==== RECORDS FOR THE EXERCISE ====

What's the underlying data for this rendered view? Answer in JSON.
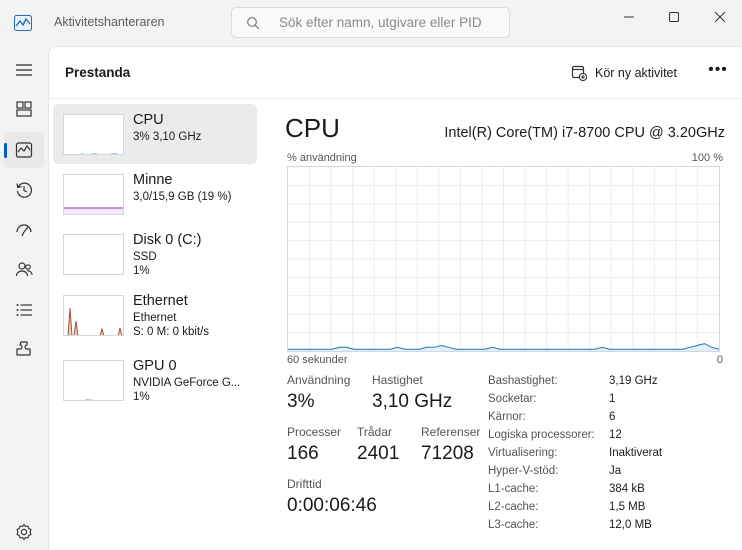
{
  "window": {
    "title": "Aktivitetshanteraren",
    "search_placeholder": "Sök efter namn, utgivare eller PID"
  },
  "nav": {
    "items": [
      {
        "icon": "hamburger-menu-icon"
      },
      {
        "icon": "processes-icon"
      },
      {
        "icon": "performance-icon",
        "active": true
      },
      {
        "icon": "app-history-icon"
      },
      {
        "icon": "startup-apps-icon"
      },
      {
        "icon": "users-icon"
      },
      {
        "icon": "details-icon"
      },
      {
        "icon": "services-icon"
      },
      {
        "icon": "settings-icon"
      }
    ]
  },
  "header": {
    "title": "Prestanda",
    "run_task_label": "Kör ny aktivitet",
    "more_label": "•••"
  },
  "devices": [
    {
      "name": "CPU",
      "line1": "3%  3,10 GHz",
      "line2": "",
      "active": true
    },
    {
      "name": "Minne",
      "line1": "3,0/15,9 GB (19 %)",
      "line2": ""
    },
    {
      "name": "Disk 0 (C:)",
      "line1": "SSD",
      "line2": "1%"
    },
    {
      "name": "Ethernet",
      "line1": "Ethernet",
      "line2": "S: 0  M: 0 kbit/s"
    },
    {
      "name": "GPU 0",
      "line1": "NVIDIA GeForce G...",
      "line2": "1%"
    }
  ],
  "detail": {
    "title": "CPU",
    "model": "Intel(R) Core(TM) i7-8700 CPU @ 3.20GHz",
    "util_label": "% användning",
    "max_label": "100 %",
    "seconds_label": "60 sekunder",
    "zero_label": "0",
    "stats": {
      "usage_label": "Användning",
      "usage_value": "3%",
      "speed_label": "Hastighet",
      "speed_value": "3,10 GHz",
      "processes_label": "Processer",
      "processes_value": "166",
      "threads_label": "Trådar",
      "threads_value": "2401",
      "handles_label": "Referenser",
      "handles_value": "71208",
      "uptime_label": "Drifttid",
      "uptime_value": "0:00:06:46"
    },
    "properties": [
      {
        "key": "Bashastighet:",
        "value": "3,19 GHz"
      },
      {
        "key": "Socketar:",
        "value": "1"
      },
      {
        "key": "Kärnor:",
        "value": "6"
      },
      {
        "key": "Logiska processorer:",
        "value": "12"
      },
      {
        "key": "Virtualisering:",
        "value": "Inaktiverat"
      },
      {
        "key": "Hyper-V-stöd:",
        "value": "Ja"
      },
      {
        "key": "L1-cache:",
        "value": "384 kB"
      },
      {
        "key": "L2-cache:",
        "value": "1,5 MB"
      },
      {
        "key": "L3-cache:",
        "value": "12,0 MB"
      }
    ],
    "cpu_history_percent": [
      1,
      1,
      1,
      1,
      1,
      1,
      1,
      2,
      2,
      1,
      1,
      1,
      1,
      1,
      1,
      2,
      1,
      1,
      1,
      2,
      2,
      3,
      2,
      1,
      1,
      1,
      1,
      1,
      2,
      1,
      1,
      1,
      1,
      1,
      1,
      1,
      1,
      1,
      1,
      1,
      1,
      1,
      1,
      2,
      1,
      1,
      1,
      1,
      1,
      1,
      1,
      1,
      1,
      1,
      1,
      2,
      3,
      4,
      2,
      1
    ]
  },
  "colors": {
    "accent": "#005fb8",
    "cpu_line": "#1f78b4",
    "memory_line": "#8e2fa8",
    "ethernet_line": "#a0522d",
    "grid": "#e6edf4"
  }
}
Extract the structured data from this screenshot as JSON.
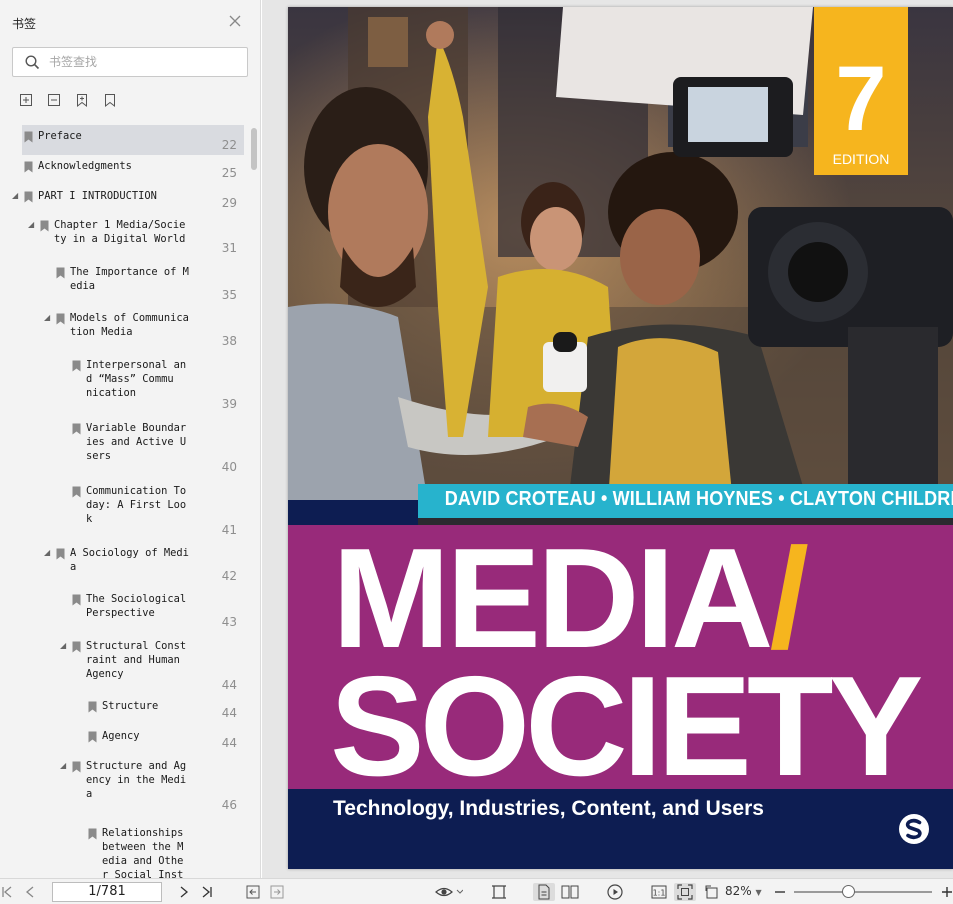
{
  "sidebar": {
    "title": "书签",
    "search_placeholder": "书签查找",
    "tools": [
      "expand-all-icon",
      "collapse-all-icon",
      "add-bookmark-icon",
      "bookmark-icon"
    ],
    "items": [
      {
        "level": 0,
        "expander": "",
        "lines": [
          "Preface"
        ],
        "page": "22",
        "selected": true
      },
      {
        "level": 0,
        "expander": "",
        "lines": [
          "Acknowledgments"
        ],
        "page": "25"
      },
      {
        "level": 0,
        "expander": "◢",
        "lines": [
          "PART I INTRODUCTION"
        ],
        "page": "29"
      },
      {
        "level": 1,
        "expander": "◢",
        "lines": [
          "Chapter 1 Media/Socie",
          "ty in a Digital World"
        ],
        "page": "31"
      },
      {
        "level": 2,
        "expander": "",
        "lines": [
          "The Importance of M",
          "edia"
        ],
        "page": "35"
      },
      {
        "level": 2,
        "expander": "◢",
        "lines": [
          "Models of Communica",
          "tion Media"
        ],
        "page": "38"
      },
      {
        "level": 3,
        "expander": "",
        "lines": [
          "Interpersonal an",
          "d “Mass” Commu",
          "nication"
        ],
        "page": "39"
      },
      {
        "level": 3,
        "expander": "",
        "lines": [
          "Variable Boundar",
          "ies and Active U",
          "sers"
        ],
        "page": "40"
      },
      {
        "level": 3,
        "expander": "",
        "lines": [
          "Communication To",
          "day: A First Loo",
          "k"
        ],
        "page": "41"
      },
      {
        "level": 2,
        "expander": "◢",
        "lines": [
          "A Sociology of Medi",
          "a"
        ],
        "page": "42"
      },
      {
        "level": 3,
        "expander": "",
        "lines": [
          "The Sociological",
          "Perspective"
        ],
        "page": "43"
      },
      {
        "level": 3,
        "expander": "◢",
        "lines": [
          "Structural Const",
          "raint and Human",
          "Agency"
        ],
        "page": "44"
      },
      {
        "level": 4,
        "expander": "",
        "lines": [
          "Structure"
        ],
        "page": "44"
      },
      {
        "level": 4,
        "expander": "",
        "lines": [
          "Agency"
        ],
        "page": "44"
      },
      {
        "level": 3,
        "expander": "◢",
        "lines": [
          "Structure and Ag",
          "ency in the Medi",
          "a"
        ],
        "page": "46"
      },
      {
        "level": 4,
        "expander": "",
        "lines": [
          "Relationships",
          "between the M",
          "edia and Othe",
          "r Social Inst"
        ],
        "page": ""
      }
    ]
  },
  "cover": {
    "edition_number": "7",
    "edition_label": "EDITION",
    "authors": "DAVID CROTEAU • WILLIAM HOYNES • CLAYTON CHILDRESS",
    "title_line1_a": "MEDIA",
    "title_line1_b": "/",
    "title_line2": "SOCIETY",
    "subtitle": "Technology, Industries, Content, and Users",
    "colors": {
      "magenta": "#982a7a",
      "navy": "#0d1d52",
      "teal": "#27b3cd",
      "gold": "#f6b51e"
    }
  },
  "toolbar": {
    "page_indicator": "1/781",
    "zoom": "82%",
    "zoom_fraction": 0.39,
    "buttons": [
      "first-page-icon",
      "prev-page-icon",
      "next-page-icon",
      "last-page-icon",
      "go-back-icon",
      "go-forward-icon",
      "eye-mode-icon",
      "fit-width-icon",
      "single-page-icon",
      "two-page-icon",
      "play-icon",
      "actual-size-icon",
      "fit-page-icon",
      "rotate-icon",
      "zoom-out-icon",
      "zoom-in-icon"
    ]
  }
}
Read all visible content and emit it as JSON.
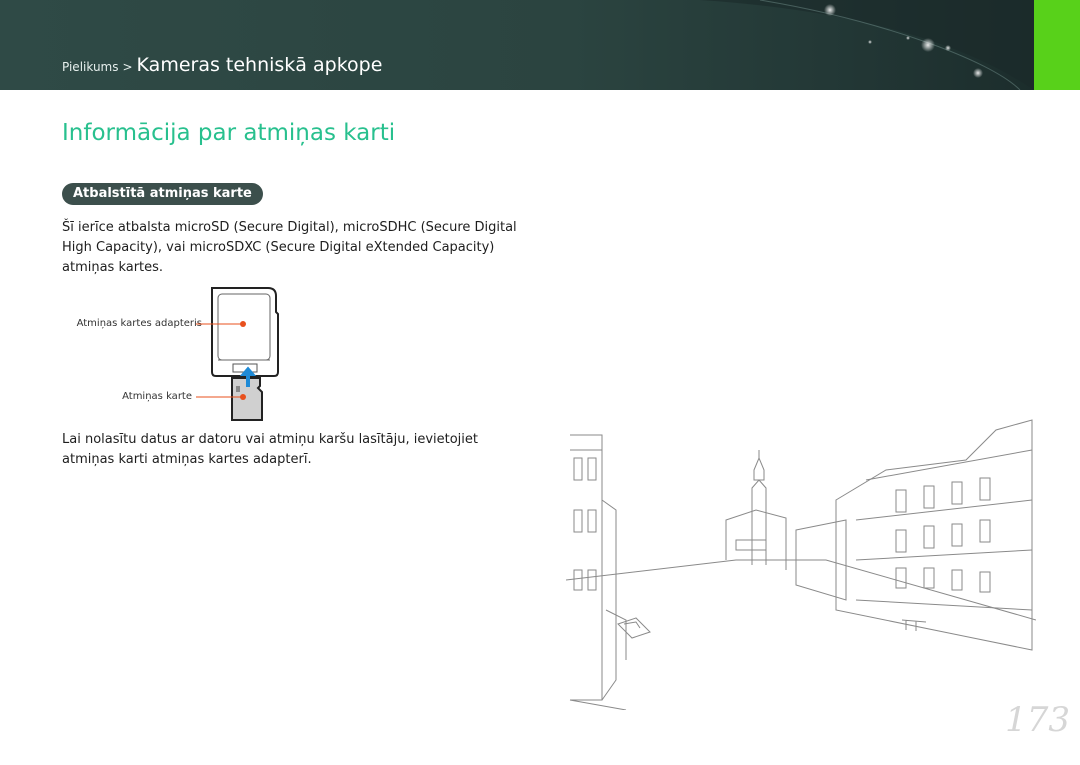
{
  "header": {
    "breadcrumb_parent": "Pielikums",
    "breadcrumb_separator": ">",
    "breadcrumb_current": "Kameras tehniskā apkope",
    "accent_color": "#58d11a",
    "bar_color": "#2f4a46"
  },
  "main": {
    "title": "Informācija par atmiņas karti",
    "section_label": "Atbalstītā atmiņas karte",
    "paragraph_1": "Šī ierīce atbalsta microSD (Secure Digital), microSDHC (Secure Digital High Capacity), vai microSDXC (Secure Digital eXtended Capacity) atmiņas kartes.",
    "paragraph_2": "Lai nolasītu datus ar datoru vai atmiņu karšu lasītāju, ievietojiet atmiņas karti atmiņas kartes adapterī.",
    "title_color": "#28c08e"
  },
  "diagram": {
    "adapter_label": "Atmiņas kartes adapteris",
    "card_label": "Atmiņas karte",
    "callout_color": "#e8501d",
    "arrow_color": "#1e8ad6"
  },
  "footer": {
    "page_number": "173"
  }
}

====

Across the preceding material, how many lines contain the word "karti"? State the number alone.

2